Problem statement:
Say how many lines contain the string "principes". Give no other output.

##########

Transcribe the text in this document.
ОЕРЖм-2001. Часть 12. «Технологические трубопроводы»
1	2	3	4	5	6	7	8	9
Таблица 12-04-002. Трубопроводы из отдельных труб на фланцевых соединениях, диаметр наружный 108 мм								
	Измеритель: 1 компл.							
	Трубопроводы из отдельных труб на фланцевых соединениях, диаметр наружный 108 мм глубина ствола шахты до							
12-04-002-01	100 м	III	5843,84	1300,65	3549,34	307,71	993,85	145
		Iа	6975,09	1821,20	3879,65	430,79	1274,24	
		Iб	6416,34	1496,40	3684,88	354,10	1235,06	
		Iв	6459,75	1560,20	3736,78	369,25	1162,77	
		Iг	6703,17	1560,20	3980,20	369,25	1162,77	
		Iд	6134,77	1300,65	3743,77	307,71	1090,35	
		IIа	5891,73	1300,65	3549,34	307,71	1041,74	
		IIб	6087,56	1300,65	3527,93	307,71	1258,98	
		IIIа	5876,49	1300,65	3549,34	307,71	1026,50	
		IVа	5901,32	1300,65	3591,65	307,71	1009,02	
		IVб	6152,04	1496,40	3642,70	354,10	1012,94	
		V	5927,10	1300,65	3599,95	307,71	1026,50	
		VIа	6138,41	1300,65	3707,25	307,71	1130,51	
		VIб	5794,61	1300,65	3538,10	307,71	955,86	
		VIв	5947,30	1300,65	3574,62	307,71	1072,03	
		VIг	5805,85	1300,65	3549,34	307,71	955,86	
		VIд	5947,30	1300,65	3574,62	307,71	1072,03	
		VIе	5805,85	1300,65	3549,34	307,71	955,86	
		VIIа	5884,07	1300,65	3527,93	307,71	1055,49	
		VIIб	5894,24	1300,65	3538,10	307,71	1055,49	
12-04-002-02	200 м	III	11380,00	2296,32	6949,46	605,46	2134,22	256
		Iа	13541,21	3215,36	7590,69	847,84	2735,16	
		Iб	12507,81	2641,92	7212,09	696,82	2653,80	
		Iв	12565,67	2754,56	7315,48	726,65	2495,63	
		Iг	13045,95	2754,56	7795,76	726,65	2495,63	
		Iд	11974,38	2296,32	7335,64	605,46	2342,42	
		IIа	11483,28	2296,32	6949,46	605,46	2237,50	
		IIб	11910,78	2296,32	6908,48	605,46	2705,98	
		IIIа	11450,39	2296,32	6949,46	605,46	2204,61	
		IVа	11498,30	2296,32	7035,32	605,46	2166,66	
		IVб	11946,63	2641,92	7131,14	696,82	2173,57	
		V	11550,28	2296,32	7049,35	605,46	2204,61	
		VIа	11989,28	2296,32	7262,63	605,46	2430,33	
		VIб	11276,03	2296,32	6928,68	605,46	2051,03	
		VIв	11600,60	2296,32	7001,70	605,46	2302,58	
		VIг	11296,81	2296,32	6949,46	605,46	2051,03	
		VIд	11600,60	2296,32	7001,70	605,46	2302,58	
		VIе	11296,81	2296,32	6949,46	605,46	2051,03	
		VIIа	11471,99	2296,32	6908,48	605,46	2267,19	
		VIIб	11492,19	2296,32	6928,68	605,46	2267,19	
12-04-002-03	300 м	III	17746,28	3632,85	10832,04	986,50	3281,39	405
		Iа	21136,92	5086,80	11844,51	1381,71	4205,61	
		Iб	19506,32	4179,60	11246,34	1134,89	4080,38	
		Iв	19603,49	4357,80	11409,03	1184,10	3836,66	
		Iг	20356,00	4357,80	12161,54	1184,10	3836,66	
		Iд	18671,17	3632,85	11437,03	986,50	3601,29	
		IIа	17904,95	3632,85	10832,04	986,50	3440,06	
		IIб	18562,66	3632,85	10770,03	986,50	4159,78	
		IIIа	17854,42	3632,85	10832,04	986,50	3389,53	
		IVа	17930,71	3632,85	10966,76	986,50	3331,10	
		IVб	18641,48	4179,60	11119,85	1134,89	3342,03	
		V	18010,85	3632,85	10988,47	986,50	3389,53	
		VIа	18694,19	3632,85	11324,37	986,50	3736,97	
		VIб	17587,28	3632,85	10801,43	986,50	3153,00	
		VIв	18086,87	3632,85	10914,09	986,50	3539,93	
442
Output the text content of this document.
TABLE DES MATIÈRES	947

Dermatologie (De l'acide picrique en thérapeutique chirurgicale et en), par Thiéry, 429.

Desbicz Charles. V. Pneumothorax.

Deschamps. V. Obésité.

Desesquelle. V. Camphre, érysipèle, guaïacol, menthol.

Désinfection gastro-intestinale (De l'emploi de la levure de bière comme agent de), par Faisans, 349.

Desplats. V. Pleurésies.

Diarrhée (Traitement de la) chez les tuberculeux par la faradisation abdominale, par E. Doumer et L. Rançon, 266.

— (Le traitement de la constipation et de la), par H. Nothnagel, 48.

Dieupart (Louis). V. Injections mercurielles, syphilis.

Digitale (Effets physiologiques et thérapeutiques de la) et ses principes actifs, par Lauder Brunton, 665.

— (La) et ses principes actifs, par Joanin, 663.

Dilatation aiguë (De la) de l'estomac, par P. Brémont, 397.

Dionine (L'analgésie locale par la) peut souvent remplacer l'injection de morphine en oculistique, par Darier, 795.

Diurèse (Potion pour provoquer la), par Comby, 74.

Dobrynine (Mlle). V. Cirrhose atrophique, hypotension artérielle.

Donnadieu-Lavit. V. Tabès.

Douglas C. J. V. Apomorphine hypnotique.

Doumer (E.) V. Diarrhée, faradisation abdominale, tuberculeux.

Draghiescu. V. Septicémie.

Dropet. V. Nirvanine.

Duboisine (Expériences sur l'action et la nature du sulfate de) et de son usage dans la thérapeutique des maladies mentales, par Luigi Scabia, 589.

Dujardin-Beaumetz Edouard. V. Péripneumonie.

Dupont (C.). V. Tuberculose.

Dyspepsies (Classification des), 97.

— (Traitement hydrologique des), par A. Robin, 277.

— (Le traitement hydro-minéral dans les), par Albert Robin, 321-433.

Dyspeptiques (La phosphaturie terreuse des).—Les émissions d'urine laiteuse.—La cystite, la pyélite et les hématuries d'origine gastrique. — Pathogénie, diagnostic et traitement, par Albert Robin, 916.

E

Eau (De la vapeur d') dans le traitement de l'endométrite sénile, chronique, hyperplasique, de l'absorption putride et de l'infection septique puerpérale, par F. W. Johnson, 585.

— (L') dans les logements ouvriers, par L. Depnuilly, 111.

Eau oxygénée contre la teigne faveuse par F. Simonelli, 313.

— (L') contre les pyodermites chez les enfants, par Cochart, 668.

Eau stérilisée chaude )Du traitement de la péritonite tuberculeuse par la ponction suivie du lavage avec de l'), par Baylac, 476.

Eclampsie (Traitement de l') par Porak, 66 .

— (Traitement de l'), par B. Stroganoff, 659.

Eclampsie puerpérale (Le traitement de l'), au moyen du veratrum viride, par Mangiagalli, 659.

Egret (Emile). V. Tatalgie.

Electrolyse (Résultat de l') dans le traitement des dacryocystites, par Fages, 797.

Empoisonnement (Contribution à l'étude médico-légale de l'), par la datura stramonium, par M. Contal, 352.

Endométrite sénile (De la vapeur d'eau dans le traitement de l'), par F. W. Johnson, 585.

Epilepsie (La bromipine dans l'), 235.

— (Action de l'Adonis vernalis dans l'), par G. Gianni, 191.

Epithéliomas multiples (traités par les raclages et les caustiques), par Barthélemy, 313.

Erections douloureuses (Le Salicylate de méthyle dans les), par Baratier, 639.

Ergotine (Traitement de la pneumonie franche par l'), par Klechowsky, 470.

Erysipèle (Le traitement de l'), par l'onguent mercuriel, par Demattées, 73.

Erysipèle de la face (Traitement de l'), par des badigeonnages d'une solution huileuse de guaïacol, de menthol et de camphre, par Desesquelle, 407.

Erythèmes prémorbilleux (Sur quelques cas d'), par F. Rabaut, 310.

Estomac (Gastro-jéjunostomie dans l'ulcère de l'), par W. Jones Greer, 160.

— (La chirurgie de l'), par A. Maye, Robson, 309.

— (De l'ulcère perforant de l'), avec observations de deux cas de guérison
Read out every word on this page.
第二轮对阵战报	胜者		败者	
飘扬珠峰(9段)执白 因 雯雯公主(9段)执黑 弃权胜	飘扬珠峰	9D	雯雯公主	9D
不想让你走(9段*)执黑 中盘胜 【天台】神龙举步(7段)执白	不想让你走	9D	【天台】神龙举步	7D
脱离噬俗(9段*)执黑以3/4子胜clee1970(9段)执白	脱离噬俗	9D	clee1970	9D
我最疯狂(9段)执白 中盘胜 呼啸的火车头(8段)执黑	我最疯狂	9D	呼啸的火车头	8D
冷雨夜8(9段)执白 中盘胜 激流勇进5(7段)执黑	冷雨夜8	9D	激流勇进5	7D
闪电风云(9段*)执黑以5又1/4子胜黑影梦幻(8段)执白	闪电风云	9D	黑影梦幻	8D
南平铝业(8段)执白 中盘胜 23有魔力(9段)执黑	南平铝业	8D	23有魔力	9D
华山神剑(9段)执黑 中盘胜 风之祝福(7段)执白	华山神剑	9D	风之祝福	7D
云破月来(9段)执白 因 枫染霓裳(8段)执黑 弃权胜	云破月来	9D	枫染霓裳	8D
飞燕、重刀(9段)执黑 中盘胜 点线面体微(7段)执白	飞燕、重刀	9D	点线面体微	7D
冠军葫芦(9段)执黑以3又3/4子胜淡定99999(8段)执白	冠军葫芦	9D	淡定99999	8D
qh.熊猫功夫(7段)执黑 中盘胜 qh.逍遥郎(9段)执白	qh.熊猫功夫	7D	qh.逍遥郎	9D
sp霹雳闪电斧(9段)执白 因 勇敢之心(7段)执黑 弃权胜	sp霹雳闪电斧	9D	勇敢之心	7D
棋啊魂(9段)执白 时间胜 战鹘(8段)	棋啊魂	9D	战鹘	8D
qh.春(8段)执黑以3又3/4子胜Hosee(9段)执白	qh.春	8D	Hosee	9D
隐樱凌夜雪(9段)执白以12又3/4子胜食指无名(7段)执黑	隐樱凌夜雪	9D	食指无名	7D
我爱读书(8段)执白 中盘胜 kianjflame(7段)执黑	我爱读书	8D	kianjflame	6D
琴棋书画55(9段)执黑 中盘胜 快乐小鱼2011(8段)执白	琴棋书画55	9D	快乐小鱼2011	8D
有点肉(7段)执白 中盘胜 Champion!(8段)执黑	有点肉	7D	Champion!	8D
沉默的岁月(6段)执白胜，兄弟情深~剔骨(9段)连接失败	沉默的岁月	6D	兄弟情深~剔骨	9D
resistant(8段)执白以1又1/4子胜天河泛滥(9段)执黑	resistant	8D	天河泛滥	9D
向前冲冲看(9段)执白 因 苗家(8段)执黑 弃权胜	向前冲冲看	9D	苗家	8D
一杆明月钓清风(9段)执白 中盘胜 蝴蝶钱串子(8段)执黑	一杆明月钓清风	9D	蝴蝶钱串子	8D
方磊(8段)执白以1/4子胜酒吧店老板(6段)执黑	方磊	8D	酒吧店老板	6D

##########

Finished task:
2